(Source records)
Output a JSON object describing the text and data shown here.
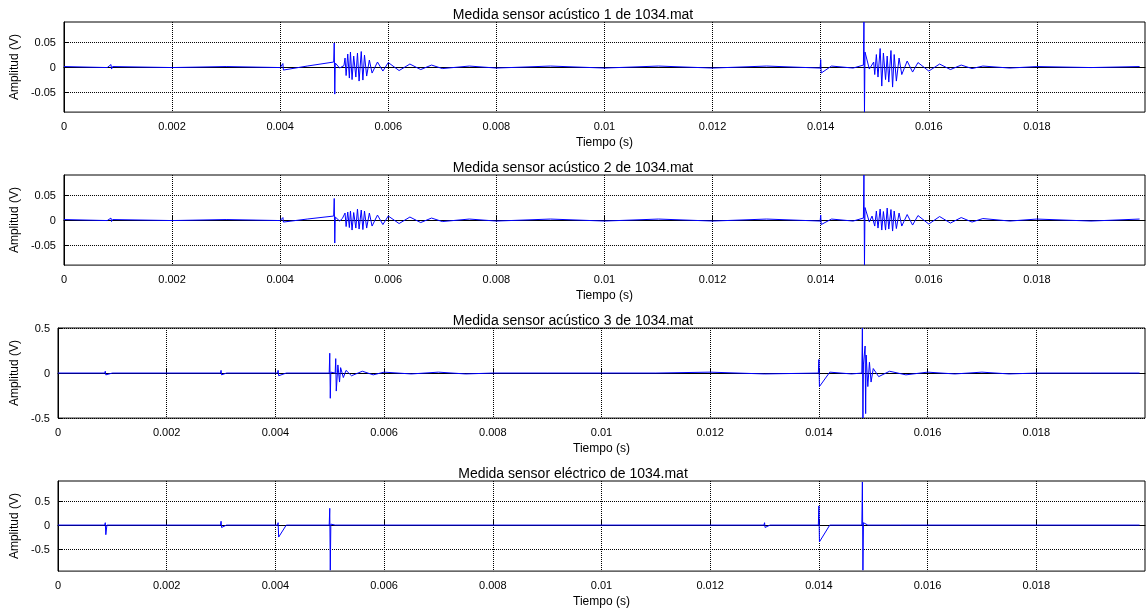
{
  "chart_data": [
    {
      "type": "line",
      "title": "Medida sensor acústico 1 de 1034.mat",
      "xlabel": "Tiempo (s)",
      "ylabel": "Amplitud (V)",
      "xlim": [
        0,
        0.02
      ],
      "xticks": [
        0,
        0.002,
        0.004,
        0.006,
        0.008,
        0.01,
        0.012,
        0.014,
        0.016,
        0.018
      ],
      "ylim": [
        -0.09,
        0.09
      ],
      "yticks": [
        -0.05,
        0,
        0.05
      ],
      "grid": true,
      "marker": "none",
      "series": [
        {
          "color": "#0000ff",
          "x": [
            0,
            0.0008,
            0.00087,
            0.00088,
            0.0009,
            0.002,
            0.003,
            0.004,
            0.00405,
            0.00406,
            0.0045,
            0.00499,
            0.005,
            0.00501,
            0.00502,
            0.0051,
            0.00518,
            0.0052,
            0.00522,
            0.00525,
            0.00528,
            0.0053,
            0.00533,
            0.00536,
            0.0054,
            0.00543,
            0.00546,
            0.0055,
            0.00553,
            0.00556,
            0.0056,
            0.00565,
            0.0057,
            0.0058,
            0.0059,
            0.006,
            0.0062,
            0.0064,
            0.0066,
            0.0068,
            0.007,
            0.0075,
            0.008,
            0.009,
            0.01,
            0.011,
            0.012,
            0.013,
            0.01399,
            0.014,
            0.01401,
            0.0142,
            0.0146,
            0.01479,
            0.0148,
            0.01481,
            0.01482,
            0.0149,
            0.01498,
            0.015,
            0.01503,
            0.01506,
            0.0151,
            0.01513,
            0.01516,
            0.0152,
            0.01523,
            0.01526,
            0.0153,
            0.01533,
            0.01536,
            0.0154,
            0.01545,
            0.0155,
            0.0156,
            0.0157,
            0.0158,
            0.016,
            0.0162,
            0.0164,
            0.0166,
            0.0168,
            0.017,
            0.0175,
            0.018,
            0.019,
            0.0199
          ],
          "values": [
            0.001,
            -0.001,
            0.005,
            -0.004,
            0.001,
            -0.001,
            0.001,
            -0.001,
            0.007,
            -0.006,
            0.002,
            0.01,
            0.048,
            -0.054,
            0.008,
            -0.002,
            0.003,
            0.018,
            -0.017,
            0.026,
            -0.022,
            0.03,
            -0.025,
            0.022,
            -0.02,
            0.028,
            -0.028,
            0.031,
            -0.026,
            0.024,
            -0.018,
            0.014,
            -0.012,
            0.01,
            -0.008,
            0.009,
            -0.007,
            0.006,
            -0.005,
            0.004,
            -0.003,
            0.002,
            -0.002,
            0.002,
            -0.002,
            0.002,
            -0.002,
            0.002,
            -0.002,
            0.015,
            -0.012,
            0.002,
            -0.002,
            0.004,
            0.09,
            -0.09,
            0.03,
            -0.004,
            0.01,
            -0.015,
            0.025,
            -0.02,
            0.037,
            -0.038,
            0.028,
            -0.025,
            0.022,
            -0.03,
            0.033,
            -0.04,
            0.025,
            -0.028,
            0.018,
            -0.015,
            0.012,
            -0.01,
            0.009,
            -0.008,
            0.006,
            -0.005,
            0.004,
            -0.003,
            0.002,
            -0.002,
            0.001,
            -0.001,
            0.001
          ]
        }
      ]
    },
    {
      "type": "line",
      "title": "Medida sensor acústico 2 de 1034.mat",
      "xlabel": "Tiempo (s)",
      "ylabel": "Amplitud (V)",
      "xlim": [
        0,
        0.02
      ],
      "xticks": [
        0,
        0.002,
        0.004,
        0.006,
        0.008,
        0.01,
        0.012,
        0.014,
        0.016,
        0.018
      ],
      "ylim": [
        -0.09,
        0.09
      ],
      "yticks": [
        -0.05,
        0,
        0.05
      ],
      "grid": true,
      "marker": "none",
      "series": [
        {
          "color": "#0000ff",
          "x": [
            0,
            0.0008,
            0.00087,
            0.00088,
            0.0009,
            0.002,
            0.003,
            0.004,
            0.00405,
            0.00406,
            0.0045,
            0.00499,
            0.005,
            0.00501,
            0.00502,
            0.0051,
            0.00515,
            0.0052,
            0.00522,
            0.00525,
            0.00528,
            0.0053,
            0.00533,
            0.00536,
            0.0054,
            0.00543,
            0.00546,
            0.0055,
            0.00553,
            0.00556,
            0.0056,
            0.00565,
            0.0057,
            0.0058,
            0.0059,
            0.006,
            0.0062,
            0.0064,
            0.0066,
            0.0068,
            0.007,
            0.0075,
            0.008,
            0.009,
            0.01,
            0.011,
            0.012,
            0.013,
            0.01399,
            0.014,
            0.01401,
            0.0142,
            0.0146,
            0.01479,
            0.0148,
            0.01481,
            0.01482,
            0.0149,
            0.01495,
            0.015,
            0.01503,
            0.01506,
            0.0151,
            0.01513,
            0.01516,
            0.0152,
            0.01523,
            0.01526,
            0.0153,
            0.01533,
            0.01536,
            0.0154,
            0.01545,
            0.0155,
            0.0156,
            0.0157,
            0.0158,
            0.016,
            0.0162,
            0.0164,
            0.0166,
            0.0168,
            0.017,
            0.0175,
            0.018,
            0.019,
            0.0199
          ],
          "values": [
            0.001,
            -0.001,
            0.004,
            -0.003,
            0.001,
            -0.001,
            0.001,
            -0.001,
            0.005,
            -0.004,
            0.002,
            0.008,
            0.043,
            -0.046,
            0.006,
            -0.002,
            0.003,
            0.014,
            -0.013,
            0.016,
            -0.015,
            0.018,
            -0.02,
            0.015,
            -0.016,
            0.022,
            -0.018,
            0.02,
            -0.019,
            0.018,
            -0.016,
            0.014,
            -0.012,
            0.01,
            -0.009,
            0.008,
            -0.007,
            0.006,
            -0.005,
            0.004,
            -0.003,
            0.002,
            -0.002,
            0.002,
            -0.002,
            0.002,
            -0.002,
            0.002,
            -0.002,
            0.01,
            -0.009,
            0.002,
            -0.002,
            0.004,
            0.09,
            -0.09,
            0.025,
            -0.004,
            0.008,
            -0.012,
            0.018,
            -0.016,
            0.022,
            -0.02,
            0.017,
            -0.02,
            0.024,
            -0.018,
            0.021,
            -0.022,
            0.018,
            -0.017,
            0.014,
            -0.012,
            0.011,
            -0.01,
            0.009,
            -0.008,
            0.007,
            -0.006,
            0.005,
            -0.004,
            0.003,
            -0.002,
            0.002,
            -0.002,
            0.002
          ]
        }
      ]
    },
    {
      "type": "line",
      "title": "Medida sensor acústico 3 de 1034.mat",
      "xlabel": "Tiempo (s)",
      "ylabel": "Amplitud (V)",
      "xlim": [
        0,
        0.02
      ],
      "xticks": [
        0,
        0.002,
        0.004,
        0.006,
        0.008,
        0.01,
        0.012,
        0.014,
        0.016,
        0.018
      ],
      "ylim": [
        -0.5,
        0.5
      ],
      "yticks": [
        -0.5,
        0,
        0.5
      ],
      "grid": true,
      "marker": "none",
      "series": [
        {
          "color": "#0000ff",
          "x": [
            0,
            0.00086,
            0.00087,
            0.00088,
            0.001,
            0.00299,
            0.003,
            0.00301,
            0.0031,
            0.00404,
            0.00405,
            0.00406,
            0.0042,
            0.00499,
            0.005,
            0.00501,
            0.00502,
            0.0051,
            0.00511,
            0.00512,
            0.00515,
            0.00518,
            0.0052,
            0.00525,
            0.0053,
            0.0054,
            0.0056,
            0.0058,
            0.006,
            0.0065,
            0.007,
            0.0075,
            0.008,
            0.009,
            0.01,
            0.011,
            0.012,
            0.013,
            0.01399,
            0.014,
            0.01401,
            0.0142,
            0.0146,
            0.01479,
            0.0148,
            0.01481,
            0.01482,
            0.01485,
            0.01486,
            0.01487,
            0.0149,
            0.01493,
            0.01496,
            0.015,
            0.0151,
            0.0153,
            0.0156,
            0.016,
            0.0165,
            0.017,
            0.0175,
            0.018,
            0.019,
            0.0199
          ],
          "values": [
            0,
            0,
            0.02,
            -0.02,
            0,
            0,
            0.03,
            -0.02,
            0,
            0,
            0.03,
            -0.03,
            0,
            0,
            0.22,
            -0.28,
            0.01,
            0,
            0.16,
            -0.2,
            0.09,
            -0.1,
            0.06,
            -0.05,
            0.03,
            -0.03,
            0.02,
            -0.02,
            0.01,
            -0.01,
            0.01,
            -0.01,
            0,
            0,
            0,
            0,
            0.01,
            -0.01,
            0,
            0.15,
            -0.15,
            0.01,
            -0.01,
            0,
            0.5,
            -0.5,
            0.1,
            0.3,
            -0.45,
            0.2,
            -0.15,
            0.12,
            -0.1,
            0.05,
            -0.04,
            0.02,
            -0.02,
            0.01,
            -0.01,
            0.01,
            -0.01,
            0,
            0,
            0
          ]
        }
      ]
    },
    {
      "type": "line",
      "title": "Medida sensor eléctrico de 1034.mat",
      "xlabel": "Tiempo (s)",
      "ylabel": "Amplitud (V)",
      "xlim": [
        0,
        0.02
      ],
      "xticks": [
        0,
        0.002,
        0.004,
        0.006,
        0.008,
        0.01,
        0.012,
        0.014,
        0.016,
        0.018
      ],
      "ylim": [
        -0.96,
        0.92
      ],
      "yticks": [
        -0.5,
        0,
        0.5
      ],
      "grid": true,
      "marker": "none",
      "series": [
        {
          "color": "#0000ff",
          "x": [
            0,
            0.00086,
            0.00087,
            0.00088,
            0.0009,
            0.00299,
            0.003,
            0.00301,
            0.0031,
            0.00404,
            0.00405,
            0.00406,
            0.0042,
            0.00499,
            0.005,
            0.00501,
            0.00502,
            0.0051,
            0.01299,
            0.013,
            0.01301,
            0.0131,
            0.01399,
            0.014,
            0.01401,
            0.0142,
            0.01479,
            0.0148,
            0.01481,
            0.01482,
            0.0149,
            0.0155,
            0.017,
            0.0199
          ],
          "values": [
            0,
            0,
            0.05,
            -0.2,
            0,
            0,
            0.08,
            -0.05,
            0,
            0,
            0.05,
            -0.25,
            0,
            0,
            0.35,
            -0.94,
            0.02,
            0,
            0,
            0.05,
            -0.05,
            0,
            0,
            0.4,
            -0.35,
            0,
            0,
            0.9,
            -0.94,
            0.05,
            0,
            0,
            0,
            0
          ]
        }
      ]
    }
  ]
}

(Written task)
Filter the entries down to the lines with the word "acústico" in them.

(Solution for this problem)
      "title": "Medida sensor acústico 1 de 1034.mat",
      "title": "Medida sensor acústico 2 de 1034.mat",
      "title": "Medida sensor acústico 3 de 1034.mat",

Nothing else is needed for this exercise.